Task prompt
Pull out all lines from the listing below in which the word "Exclude" appears.

Material for this task

..............................

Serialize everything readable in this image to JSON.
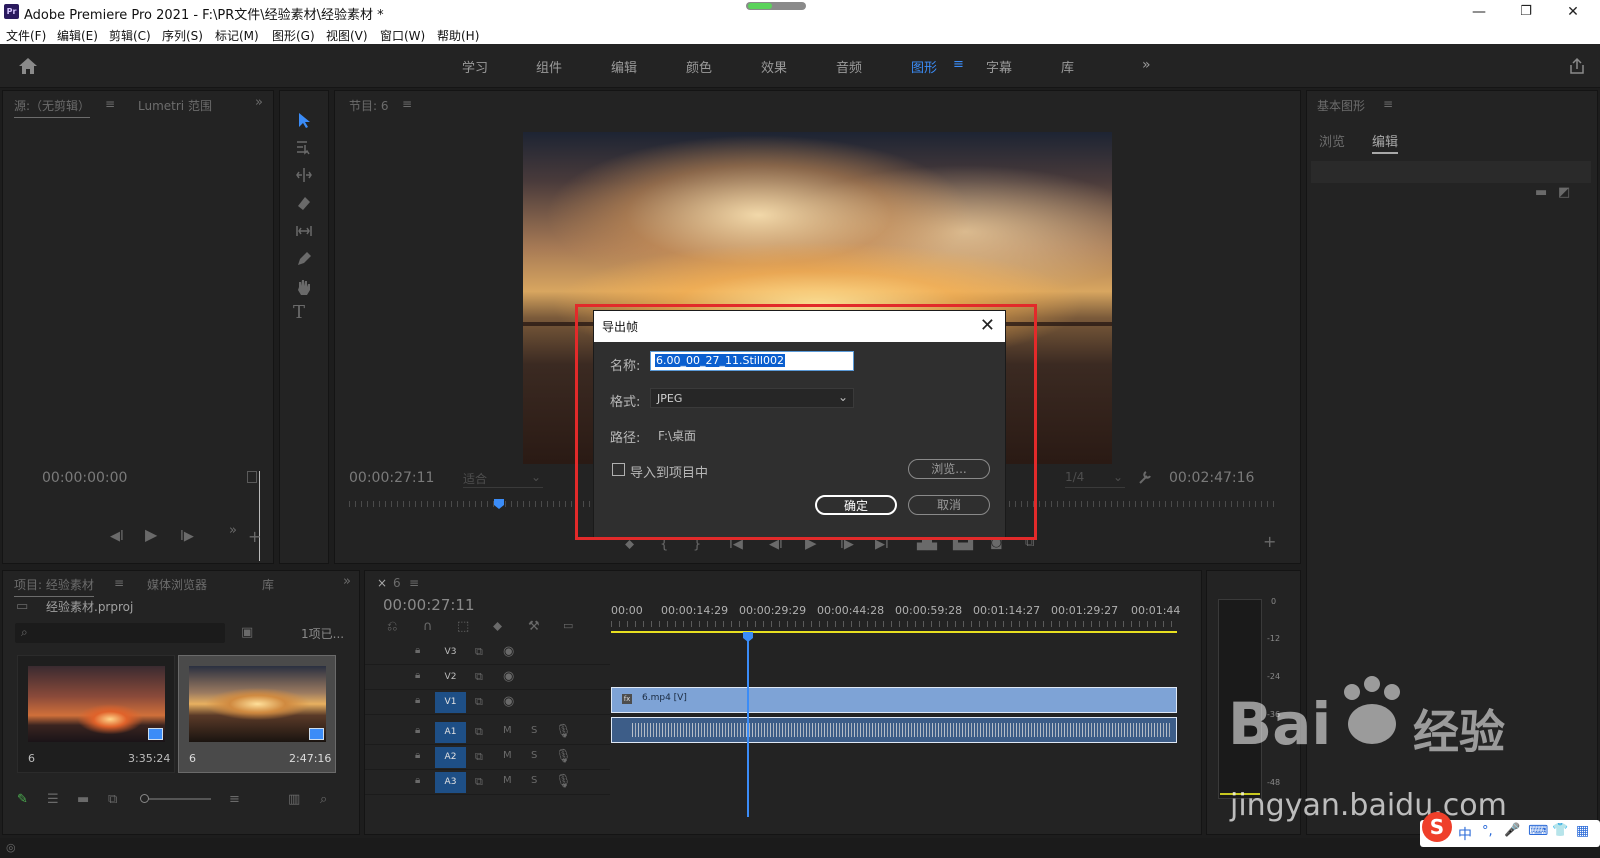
{
  "window": {
    "app_icon": "Pr",
    "title": "Adobe Premiere Pro 2021 - F:\\PR文件\\经验素材\\经验素材 *",
    "minimize": "—",
    "restore": "❐",
    "close": "✕"
  },
  "menubar": [
    "文件(F)",
    "编辑(E)",
    "剪辑(C)",
    "序列(S)",
    "标记(M)",
    "图形(G)",
    "视图(V)",
    "窗口(W)",
    "帮助(H)"
  ],
  "workspaces": {
    "items": [
      "学习",
      "组件",
      "编辑",
      "颜色",
      "效果",
      "音频",
      "图形",
      "字幕",
      "库"
    ],
    "active": "图形",
    "more": "»"
  },
  "source_panel": {
    "tabs": [
      "源:（无剪辑）",
      "Lumetri 范围"
    ],
    "timecode": "00:00:00:00"
  },
  "program_panel": {
    "tab": "节目: 6",
    "timecode_left": "00:00:27:11",
    "fit": "适合",
    "quality": "1/4",
    "timecode_right": "00:02:47:16"
  },
  "essential_graphics": {
    "tab": "基本图形",
    "subtabs": [
      "浏览",
      "编辑"
    ],
    "active_subtab": "编辑"
  },
  "project_panel": {
    "tabs": [
      "项目: 经验素材",
      "媒体浏览器",
      "库"
    ],
    "project_file": "经验素材.prproj",
    "item_count": "1项已...",
    "clips": [
      {
        "name": "6",
        "duration": "3:35:24"
      },
      {
        "name": "6",
        "duration": "2:47:16"
      }
    ]
  },
  "timeline": {
    "tab": "6",
    "timecode": "00:00:27:11",
    "ruler": [
      "00:00",
      "00:00:14:29",
      "00:00:29:29",
      "00:00:44:28",
      "00:00:59:28",
      "00:01:14:27",
      "00:01:29:27",
      "00:01:44"
    ],
    "video_tracks": [
      "V3",
      "V2",
      "V1"
    ],
    "audio_tracks": [
      "A1",
      "A2",
      "A3"
    ],
    "track_m": "M",
    "track_s": "S",
    "clip_label": "6.mp4 [V]",
    "clip_fx": "fx"
  },
  "audio_meter": {
    "scale": [
      "0",
      "-12",
      "-24",
      "-36",
      "-48"
    ]
  },
  "dialog": {
    "title": "导出帧",
    "name_label": "名称:",
    "name_value": "6.00_00_27_11.Still002",
    "format_label": "格式:",
    "format_value": "JPEG",
    "path_label": "路径:",
    "path_value": "F:\\桌面",
    "import_checkbox": "导入到项目中",
    "browse": "浏览...",
    "ok": "确定",
    "cancel": "取消"
  },
  "watermark": {
    "logo": "Bai",
    "logo_cn": "经验",
    "url": "jingyan.baidu.com"
  },
  "ime_toolbar": {
    "logo": "S",
    "items": [
      "中",
      "°,",
      "🎤",
      "⌨",
      "👕",
      "▦"
    ]
  },
  "colors": {
    "accent": "#3b8cf7",
    "highlight": "#e22a2a",
    "selection": "#0b5fcf",
    "clip": "#7ea3d6",
    "track_active": "#1e4f86"
  }
}
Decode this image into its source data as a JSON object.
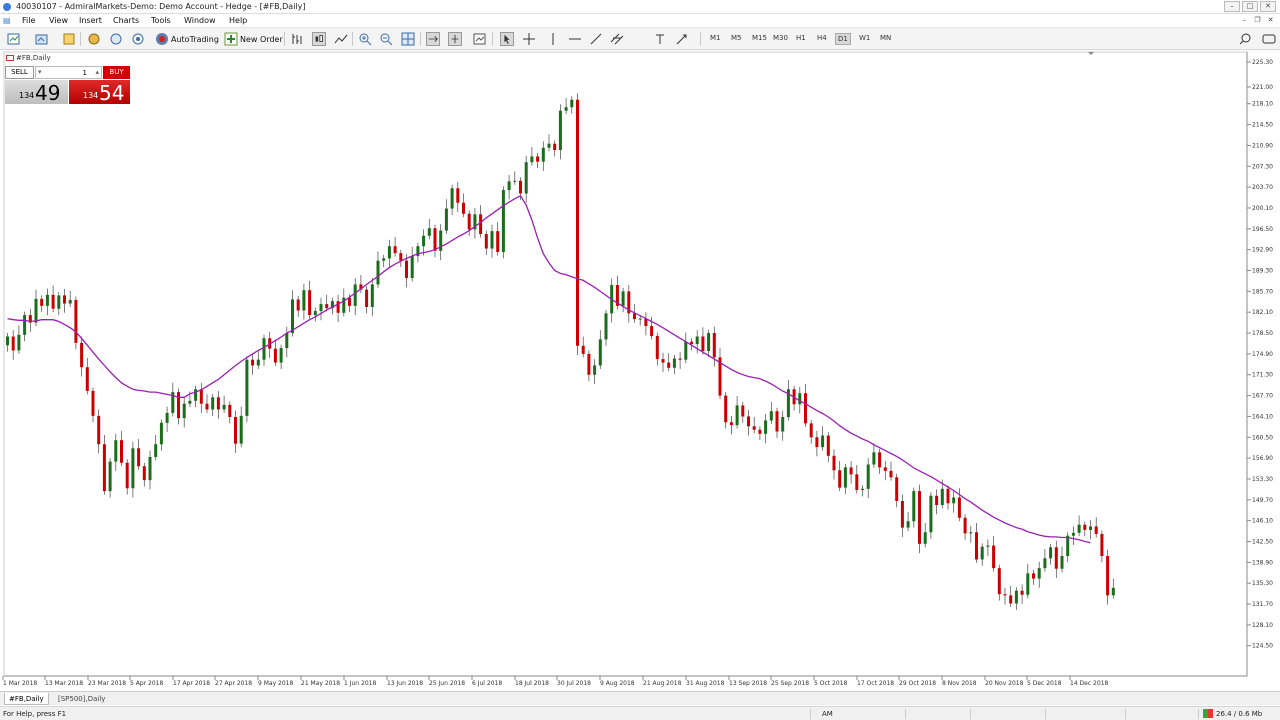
{
  "window": {
    "title": "40030107 - AdmiralMarkets-Demo: Demo Account - Hedge - [#FB,Daily]"
  },
  "menu": [
    "File",
    "View",
    "Insert",
    "Charts",
    "Tools",
    "Window",
    "Help"
  ],
  "toolbar": {
    "autotrading_label": "AutoTrading",
    "new_order_label": "New Order",
    "timeframes": [
      "M1",
      "M5",
      "M15",
      "M30",
      "H1",
      "H4",
      "D1",
      "W1",
      "MN"
    ],
    "active_timeframe": "D1"
  },
  "chart": {
    "title": "#FB,Daily"
  },
  "trade_panel": {
    "sell_label": "SELL",
    "buy_label": "BUY",
    "lot": "1",
    "bid_prefix": "134",
    "bid_big": "49",
    "ask_prefix": "134",
    "ask_big": "54"
  },
  "chart_data": {
    "type": "candlestick",
    "symbol": "#FB",
    "timeframe": "Daily",
    "y_ticks": [
      "225.30",
      "221.00",
      "218.10",
      "214.50",
      "210.90",
      "207.30",
      "203.70",
      "200.10",
      "196.50",
      "192.90",
      "189.30",
      "185.70",
      "182.10",
      "178.50",
      "174.90",
      "171.30",
      "167.70",
      "164.10",
      "160.50",
      "156.90",
      "153.30",
      "149.70",
      "146.10",
      "142.50",
      "138.90",
      "135.30",
      "131.70",
      "128.10",
      "124.50"
    ],
    "x_ticks": [
      "1 Mar 2018",
      "13 Mar 2018",
      "23 Mar 2018",
      "5 Apr 2018",
      "17 Apr 2018",
      "27 Apr 2018",
      "9 May 2018",
      "21 May 2018",
      "1 Jun 2018",
      "13 Jun 2018",
      "25 Jun 2018",
      "6 Jul 2018",
      "18 Jul 2018",
      "30 Jul 2018",
      "9 Aug 2018",
      "21 Aug 2018",
      "31 Aug 2018",
      "13 Sep 2018",
      "25 Sep 2018",
      "5 Oct 2018",
      "17 Oct 2018",
      "29 Oct 2018",
      "8 Nov 2018",
      "20 Nov 2018",
      "5 Dec 2018",
      "14 Dec 2018"
    ],
    "ylim": [
      122.9,
      226.0
    ],
    "bull_color": "#1a6d1a",
    "bear_color": "#cc0000",
    "ma_color": "#9b1fb4",
    "closes": [
      177.9,
      175.5,
      178.2,
      181.6,
      180.3,
      184.4,
      183.2,
      185.1,
      182.7,
      185.0,
      183.6,
      184.2,
      176.8,
      172.6,
      168.5,
      164.2,
      159.3,
      151.2,
      156.3,
      160.0,
      156.1,
      151.7,
      158.6,
      155.5,
      153.1,
      157.1,
      159.3,
      163.0,
      164.7,
      168.3,
      163.8,
      166.3,
      166.8,
      168.8,
      166.3,
      165.3,
      167.4,
      165.3,
      166.1,
      164.0,
      159.4,
      164.2,
      173.9,
      172.9,
      173.9,
      177.6,
      175.8,
      173.4,
      175.9,
      178.5,
      184.3,
      182.4,
      185.9,
      181.6,
      182.3,
      183.5,
      182.8,
      184.0,
      182.0,
      184.6,
      183.2,
      186.9,
      186.0,
      183.0,
      186.9,
      191.0,
      191.4,
      193.5,
      192.3,
      191.0,
      188.0,
      191.8,
      193.5,
      195.3,
      196.6,
      192.7,
      196.2,
      200.0,
      203.5,
      201.0,
      199.1,
      196.4,
      199.0,
      195.6,
      193.1,
      196.1,
      192.5,
      203.2,
      204.7,
      204.8,
      202.6,
      208.0,
      209.0,
      208.1,
      210.5,
      211.2,
      210.1,
      216.9,
      217.5,
      218.8,
      176.3,
      174.9,
      171.3,
      172.9,
      177.4,
      181.9,
      186.8,
      183.2,
      185.7,
      181.9,
      180.9,
      181.0,
      179.7,
      178.0,
      174.0,
      173.4,
      172.5,
      174.1,
      173.9,
      177.0,
      176.6,
      177.9,
      175.4,
      178.5,
      174.3,
      167.7,
      163.1,
      162.6,
      166.0,
      164.1,
      162.4,
      161.8,
      161.1,
      163.4,
      165.0,
      161.5,
      164.0,
      168.8,
      166.2,
      168.1,
      162.9,
      160.5,
      158.8,
      160.8,
      157.3,
      154.8,
      151.8,
      155.3,
      154.1,
      151.4,
      151.6,
      155.8,
      157.9,
      155.3,
      154.7,
      153.6,
      149.5,
      144.9,
      146.0,
      151.2,
      142.1,
      144.1,
      150.4,
      148.8,
      151.6,
      149.1,
      150.1,
      146.6,
      143.9,
      144.1,
      139.4,
      141.6,
      141.8,
      137.9,
      133.4,
      133.2,
      131.8,
      134.0,
      133.3,
      137.0,
      136.1,
      137.9,
      139.6,
      141.5,
      137.8,
      140.0,
      143.5,
      144.0,
      145.4,
      144.5,
      145.1,
      143.8,
      140.0,
      133.2,
      134.5
    ],
    "ma": [
      181.0,
      180.8,
      180.7,
      180.7,
      180.5,
      180.6,
      180.8,
      180.8,
      180.8,
      180.5,
      180.0,
      179.4,
      178.7,
      177.6,
      176.4,
      175.2,
      174.0,
      172.9,
      171.8,
      170.8,
      169.9,
      169.3,
      168.8,
      168.6,
      168.5,
      168.3,
      168.3,
      168.1,
      167.9,
      167.7,
      167.4,
      167.4,
      168.0,
      168.3,
      168.7,
      169.3,
      169.9,
      170.5,
      171.3,
      172.1,
      172.9,
      173.6,
      174.3,
      174.9,
      175.5,
      176.0,
      176.6,
      177.2,
      177.8,
      178.5,
      179.0,
      179.6,
      180.2,
      180.8,
      181.3,
      181.9,
      182.5,
      183.0,
      183.5,
      184.0,
      184.7,
      185.4,
      186.1,
      186.9,
      187.6,
      188.3,
      189.1,
      189.8,
      190.4,
      190.9,
      191.4,
      191.8,
      192.2,
      192.4,
      192.6,
      192.9,
      193.4,
      193.9,
      194.5,
      195.1,
      195.6,
      196.2,
      196.9,
      197.6,
      198.4,
      199.1,
      199.8,
      200.5,
      201.1,
      201.7,
      202.2,
      200.6,
      198.0,
      194.9,
      192.2,
      190.6,
      189.3,
      188.8,
      188.6,
      188.2,
      187.9,
      187.6,
      187.0,
      186.4,
      185.7,
      185.0,
      184.3,
      183.7,
      183.1,
      182.5,
      182.0,
      181.5,
      181.0,
      180.5,
      180.0,
      179.4,
      178.8,
      178.2,
      177.6,
      177.0,
      176.4,
      175.8,
      175.2,
      174.6,
      174.0,
      173.4,
      172.8,
      172.2,
      171.7,
      171.3,
      171.0,
      170.8,
      170.6,
      170.2,
      169.7,
      169.1,
      168.5,
      168.0,
      167.4,
      166.8,
      166.3,
      165.7,
      165.1,
      164.6,
      164.0,
      163.3,
      162.5,
      161.8,
      161.2,
      160.7,
      160.2,
      159.8,
      159.2,
      158.7,
      158.2,
      157.7,
      157.2,
      156.6,
      155.9,
      155.2,
      154.7,
      154.2,
      153.7,
      153.1,
      152.5,
      151.9,
      151.3,
      150.6,
      149.9,
      149.3,
      148.6,
      147.9,
      147.3,
      146.7,
      146.2,
      145.7,
      145.3,
      144.9,
      144.6,
      144.2,
      143.9,
      143.6,
      143.4,
      143.3,
      143.3,
      143.2,
      143.2,
      143.0,
      142.8,
      142.5,
      142.3
    ]
  },
  "tabs": [
    "#FB,Daily",
    "[SP500],Daily"
  ],
  "status": {
    "help": "For Help, press F1",
    "ampm": "AM",
    "traffic": "26.4 / 0.6 Mb"
  }
}
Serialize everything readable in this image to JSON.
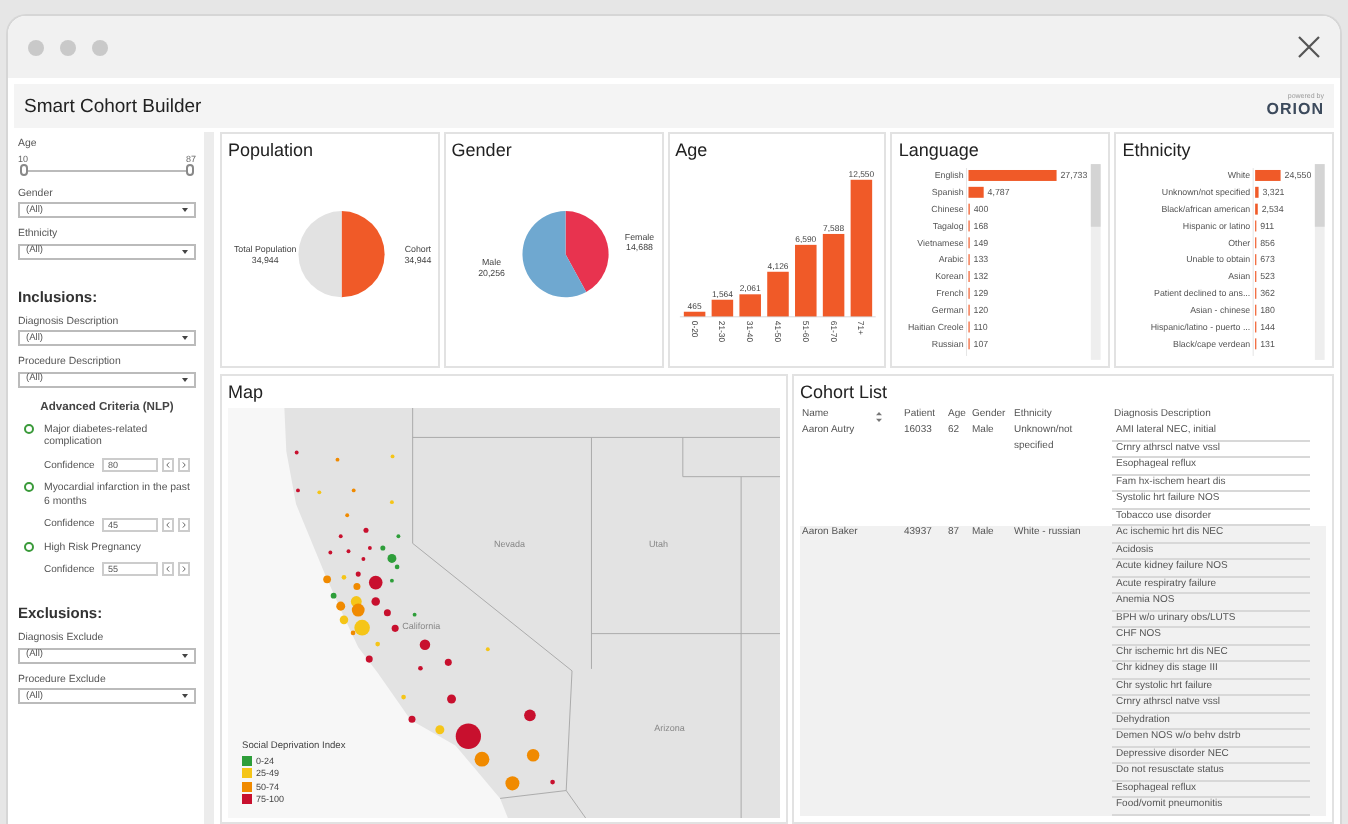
{
  "app": {
    "title": "Smart Cohort Builder",
    "logo": {
      "caption": "powered by",
      "name": "ORION"
    }
  },
  "sidebar": [
    {
      "kind": "range",
      "label": "Age",
      "min": "10",
      "max": "87",
      "level": 1
    },
    {
      "kind": "dropdown",
      "label": "Gender",
      "value": "(All)"
    },
    {
      "kind": "dropdown",
      "label": "Ethnicity",
      "value": "(All)"
    },
    {
      "kind": "heading",
      "text": "Inclusions:"
    },
    {
      "kind": "dropdown",
      "label": "Diagnosis Description",
      "value": "(All)"
    },
    {
      "kind": "dropdown",
      "label": "Procedure Description",
      "value": "(All)"
    },
    {
      "kind": "subheading",
      "text": "Advanced Criteria (NLP)"
    },
    {
      "kind": "criterion",
      "label": "Major diabetes-related complication",
      "checked": false,
      "confidence_label": "Confidence",
      "confidence": "80"
    },
    {
      "kind": "criterion",
      "label": "Myocardial infarction in the past 6 months",
      "checked": false,
      "confidence_label": "Confidence",
      "confidence": "45"
    },
    {
      "kind": "criterion",
      "label": "High Risk Pregnancy",
      "checked": false,
      "confidence_label": "Confidence",
      "confidence": "55"
    },
    {
      "kind": "heading",
      "text": "Exclusions:"
    },
    {
      "kind": "dropdown",
      "label": "Diagnosis Exclude",
      "value": "(All)"
    },
    {
      "kind": "dropdown",
      "label": "Procedure Exclude",
      "value": "(All)"
    }
  ],
  "charts": [
    {
      "title": "Population",
      "chart_data": {
        "type": "pie",
        "categories": [
          "Cohort",
          "Total Population"
        ],
        "values": [
          34944,
          34944
        ],
        "value_labels": [
          "34,944",
          "34,944"
        ]
      }
    },
    {
      "title": "Gender",
      "chart_data": {
        "type": "pie",
        "categories": [
          "Female",
          "Male"
        ],
        "values": [
          14688,
          20256
        ],
        "value_labels": [
          "14,688",
          "20,256"
        ]
      }
    },
    {
      "title": "Age",
      "chart_data": {
        "type": "bar",
        "categories": [
          "0-20",
          "21-30",
          "31-40",
          "41-50",
          "51-60",
          "61-70",
          "71+"
        ],
        "values": [
          465,
          1564,
          2061,
          4126,
          6590,
          7588,
          12550
        ],
        "value_labels": [
          "465",
          "1,564",
          "2,061",
          "4,126",
          "6,590",
          "7,588",
          "12,550"
        ]
      }
    },
    {
      "title": "Language",
      "chart_data": {
        "type": "bar",
        "orientation": "horizontal",
        "categories": [
          "English",
          "Spanish",
          "Chinese",
          "Tagalog",
          "Vietnamese",
          "Arabic",
          "Korean",
          "French",
          "German",
          "Haitian Creole",
          "Russian"
        ],
        "values": [
          27733,
          4787,
          400,
          168,
          149,
          133,
          132,
          129,
          120,
          110,
          107
        ],
        "value_labels": [
          "27,733",
          "4,787",
          "400",
          "168",
          "149",
          "133",
          "132",
          "129",
          "120",
          "110",
          "107"
        ]
      }
    },
    {
      "title": "Ethnicity",
      "chart_data": {
        "type": "bar",
        "orientation": "horizontal",
        "categories": [
          "White",
          "Unknown/not specified",
          "Black/african american",
          "Hispanic or latino",
          "Other",
          "Unable to obtain",
          "Asian",
          "Patient declined to ans...",
          "Asian - chinese",
          "Hispanic/latino - puerto ...",
          "Black/cape verdean"
        ],
        "values": [
          24550,
          3321,
          2534,
          911,
          856,
          673,
          523,
          362,
          180,
          144,
          131
        ],
        "value_labels": [
          "24,550",
          "3,321",
          "2,534",
          "911",
          "856",
          "673",
          "523",
          "362",
          "180",
          "144",
          "131"
        ]
      }
    }
  ],
  "map": {
    "title": "Map",
    "labels": [
      "Nevada",
      "Utah",
      "California",
      "Arizona"
    ],
    "legend": {
      "title": "Social Deprivation Index",
      "items": [
        {
          "label": "0-24",
          "color": "#2e9e3a"
        },
        {
          "label": "25-49",
          "color": "#f5c518"
        },
        {
          "label": "50-74",
          "color": "#f08a00"
        },
        {
          "label": "75-100",
          "color": "#c8102e"
        }
      ]
    }
  },
  "cohort_list": {
    "title": "Cohort List",
    "columns": [
      "Name",
      "Patient",
      "Age",
      "Gender",
      "Ethnicity",
      "Diagnosis Description"
    ],
    "rows": [
      {
        "selected": false,
        "cells": [
          "Aaron Autry",
          "16033",
          "62",
          "Male",
          "Unknown/not specified"
        ],
        "diagnoses": [
          "AMI lateral NEC, initial",
          "Crnry athrscl natve vssl",
          "Esophageal reflux",
          "Fam hx-ischem heart dis",
          "Systolic hrt failure NOS",
          "Tobacco use disorder"
        ]
      },
      {
        "selected": true,
        "cells": [
          "Aaron Baker",
          "43937",
          "87",
          "Male",
          "White - russian"
        ],
        "diagnoses": [
          "Ac ischemic hrt dis NEC",
          "Acidosis",
          "Acute kidney failure NOS",
          "Acute respiratry failure",
          "Anemia NOS",
          "BPH w/o urinary obs/LUTS",
          "CHF NOS",
          "Chr ischemic hrt dis NEC",
          "Chr kidney dis stage III",
          "Chr systolic hrt failure",
          "Crnry athrscl natve vssl",
          "Dehydration",
          "Demen NOS w/o behv dstrb",
          "Depressive disorder NEC",
          "Do not resusctate status",
          "Esophageal reflux",
          "Food/vomit pneumonitis"
        ]
      }
    ]
  }
}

..............................

Task solution
      "label": "Diagnosis Exclude",
      "label": "Procedure Exclude",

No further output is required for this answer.